=== YOUR TASK ===
Reproduce the listing below in full and without alteration, apart from its pictures.

[Dataset rows about figures]
────────────────────────────────────────
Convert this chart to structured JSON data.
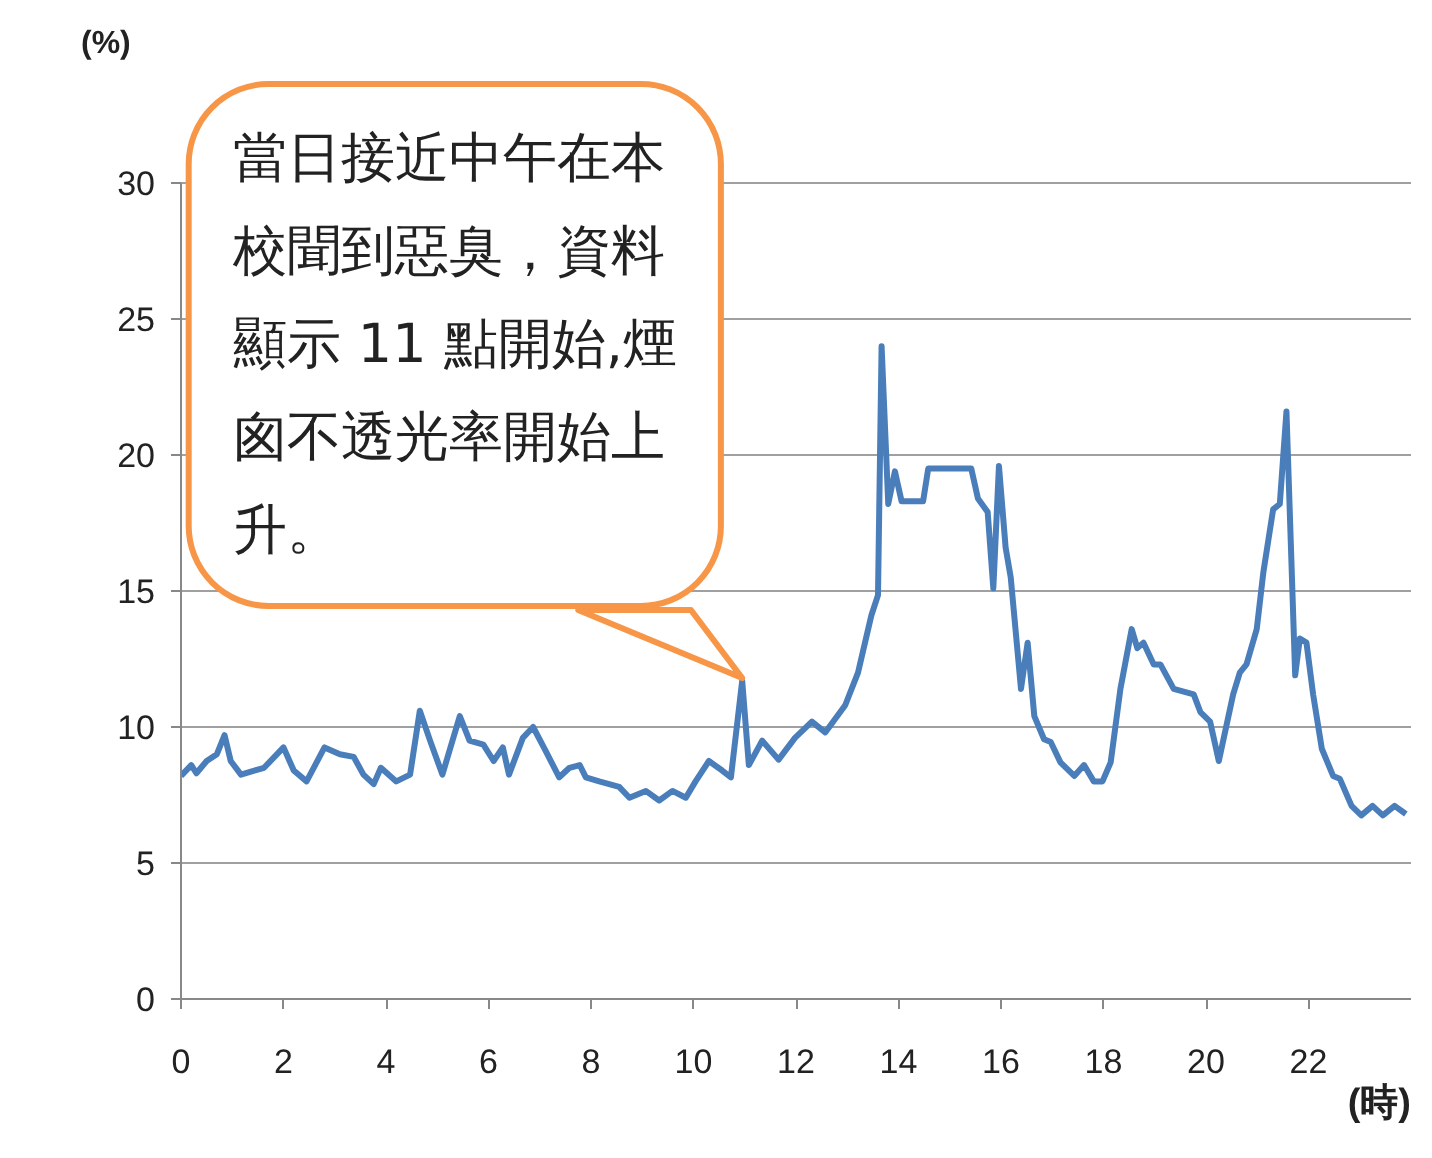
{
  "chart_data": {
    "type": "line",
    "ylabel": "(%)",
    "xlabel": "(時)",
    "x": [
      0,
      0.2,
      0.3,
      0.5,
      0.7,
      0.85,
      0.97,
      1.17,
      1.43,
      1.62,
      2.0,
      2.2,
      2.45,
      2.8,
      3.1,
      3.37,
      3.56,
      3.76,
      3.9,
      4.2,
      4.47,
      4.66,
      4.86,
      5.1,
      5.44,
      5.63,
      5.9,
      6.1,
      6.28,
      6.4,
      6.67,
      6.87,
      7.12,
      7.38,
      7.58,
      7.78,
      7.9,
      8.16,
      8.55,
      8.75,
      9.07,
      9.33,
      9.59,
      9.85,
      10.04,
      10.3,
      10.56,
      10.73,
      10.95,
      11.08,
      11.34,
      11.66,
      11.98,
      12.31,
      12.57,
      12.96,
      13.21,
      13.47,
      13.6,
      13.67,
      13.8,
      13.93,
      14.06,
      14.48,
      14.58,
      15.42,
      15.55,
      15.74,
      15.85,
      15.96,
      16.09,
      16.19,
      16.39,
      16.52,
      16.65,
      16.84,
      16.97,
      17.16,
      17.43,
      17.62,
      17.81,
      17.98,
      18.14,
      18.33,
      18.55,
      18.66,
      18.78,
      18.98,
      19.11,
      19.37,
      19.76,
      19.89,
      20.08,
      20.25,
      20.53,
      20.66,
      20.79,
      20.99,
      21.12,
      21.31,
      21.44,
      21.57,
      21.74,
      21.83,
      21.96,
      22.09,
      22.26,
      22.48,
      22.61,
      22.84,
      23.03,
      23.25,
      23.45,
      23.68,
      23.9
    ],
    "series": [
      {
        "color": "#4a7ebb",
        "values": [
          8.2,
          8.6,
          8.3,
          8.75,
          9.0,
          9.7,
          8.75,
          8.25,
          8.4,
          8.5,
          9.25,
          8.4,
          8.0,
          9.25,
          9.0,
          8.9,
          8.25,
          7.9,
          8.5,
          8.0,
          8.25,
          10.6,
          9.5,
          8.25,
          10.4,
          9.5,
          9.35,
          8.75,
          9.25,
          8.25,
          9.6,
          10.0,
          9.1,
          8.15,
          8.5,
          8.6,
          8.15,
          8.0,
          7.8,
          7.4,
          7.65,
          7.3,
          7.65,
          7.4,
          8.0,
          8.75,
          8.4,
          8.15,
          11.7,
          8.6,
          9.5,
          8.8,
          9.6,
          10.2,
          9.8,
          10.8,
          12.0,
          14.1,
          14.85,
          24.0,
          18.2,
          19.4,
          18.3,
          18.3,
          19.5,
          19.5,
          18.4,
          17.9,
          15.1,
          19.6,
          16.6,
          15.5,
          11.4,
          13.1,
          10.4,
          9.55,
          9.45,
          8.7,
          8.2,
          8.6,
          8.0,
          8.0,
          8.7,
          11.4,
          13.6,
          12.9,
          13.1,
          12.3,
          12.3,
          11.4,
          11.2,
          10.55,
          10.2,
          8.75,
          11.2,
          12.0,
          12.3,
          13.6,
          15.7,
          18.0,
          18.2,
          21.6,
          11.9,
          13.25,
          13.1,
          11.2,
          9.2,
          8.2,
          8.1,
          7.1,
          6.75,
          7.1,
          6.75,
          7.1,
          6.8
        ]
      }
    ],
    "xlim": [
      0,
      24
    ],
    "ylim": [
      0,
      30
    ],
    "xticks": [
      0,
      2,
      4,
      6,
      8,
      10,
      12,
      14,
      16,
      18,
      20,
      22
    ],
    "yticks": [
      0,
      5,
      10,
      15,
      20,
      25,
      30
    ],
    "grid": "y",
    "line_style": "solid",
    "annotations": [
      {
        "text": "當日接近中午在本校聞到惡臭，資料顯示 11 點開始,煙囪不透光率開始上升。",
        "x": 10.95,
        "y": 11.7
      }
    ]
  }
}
────────────────────────────────────────
=== EXERCISE RESPONSE ===
Convert this chart to structured JSON data.
{
  "chart_data": {
    "type": "line",
    "ylabel": "(%)",
    "xlabel": "(時)",
    "x": [
      0,
      0.2,
      0.3,
      0.5,
      0.7,
      0.85,
      0.97,
      1.17,
      1.43,
      1.62,
      2.0,
      2.2,
      2.45,
      2.8,
      3.1,
      3.37,
      3.56,
      3.76,
      3.9,
      4.2,
      4.47,
      4.66,
      4.86,
      5.1,
      5.44,
      5.63,
      5.9,
      6.1,
      6.28,
      6.4,
      6.67,
      6.87,
      7.12,
      7.38,
      7.58,
      7.78,
      7.9,
      8.16,
      8.55,
      8.75,
      9.07,
      9.33,
      9.59,
      9.85,
      10.04,
      10.3,
      10.56,
      10.73,
      10.95,
      11.08,
      11.34,
      11.66,
      11.98,
      12.31,
      12.57,
      12.96,
      13.21,
      13.47,
      13.6,
      13.67,
      13.8,
      13.93,
      14.06,
      14.48,
      14.58,
      15.42,
      15.55,
      15.74,
      15.85,
      15.96,
      16.09,
      16.19,
      16.39,
      16.52,
      16.65,
      16.84,
      16.97,
      17.16,
      17.43,
      17.62,
      17.81,
      17.98,
      18.14,
      18.33,
      18.55,
      18.66,
      18.78,
      18.98,
      19.11,
      19.37,
      19.76,
      19.89,
      20.08,
      20.25,
      20.53,
      20.66,
      20.79,
      20.99,
      21.12,
      21.31,
      21.44,
      21.57,
      21.74,
      21.83,
      21.96,
      22.09,
      22.26,
      22.48,
      22.61,
      22.84,
      23.03,
      23.25,
      23.45,
      23.68,
      23.9
    ],
    "series": [
      {
        "color": "#4a7ebb",
        "values": [
          8.2,
          8.6,
          8.3,
          8.75,
          9.0,
          9.7,
          8.75,
          8.25,
          8.4,
          8.5,
          9.25,
          8.4,
          8.0,
          9.25,
          9.0,
          8.9,
          8.25,
          7.9,
          8.5,
          8.0,
          8.25,
          10.6,
          9.5,
          8.25,
          10.4,
          9.5,
          9.35,
          8.75,
          9.25,
          8.25,
          9.6,
          10.0,
          9.1,
          8.15,
          8.5,
          8.6,
          8.15,
          8.0,
          7.8,
          7.4,
          7.65,
          7.3,
          7.65,
          7.4,
          8.0,
          8.75,
          8.4,
          8.15,
          11.7,
          8.6,
          9.5,
          8.8,
          9.6,
          10.2,
          9.8,
          10.8,
          12.0,
          14.1,
          14.85,
          24.0,
          18.2,
          19.4,
          18.3,
          18.3,
          19.5,
          19.5,
          18.4,
          17.9,
          15.1,
          19.6,
          16.6,
          15.5,
          11.4,
          13.1,
          10.4,
          9.55,
          9.45,
          8.7,
          8.2,
          8.6,
          8.0,
          8.0,
          8.7,
          11.4,
          13.6,
          12.9,
          13.1,
          12.3,
          12.3,
          11.4,
          11.2,
          10.55,
          10.2,
          8.75,
          11.2,
          12.0,
          12.3,
          13.6,
          15.7,
          18.0,
          18.2,
          21.6,
          11.9,
          13.25,
          13.1,
          11.2,
          9.2,
          8.2,
          8.1,
          7.1,
          6.75,
          7.1,
          6.75,
          7.1,
          6.8
        ]
      }
    ],
    "xlim": [
      0,
      24
    ],
    "ylim": [
      0,
      30
    ],
    "xticks": [
      0,
      2,
      4,
      6,
      8,
      10,
      12,
      14,
      16,
      18,
      20,
      22
    ],
    "yticks": [
      0,
      5,
      10,
      15,
      20,
      25,
      30
    ],
    "grid": "y",
    "line_style": "solid",
    "annotations": [
      {
        "text": "當日接近中午在本校聞到惡臭，資料顯示 11 點開始,煙囪不透光率開始上升。",
        "x": 10.95,
        "y": 11.7
      }
    ]
  }
}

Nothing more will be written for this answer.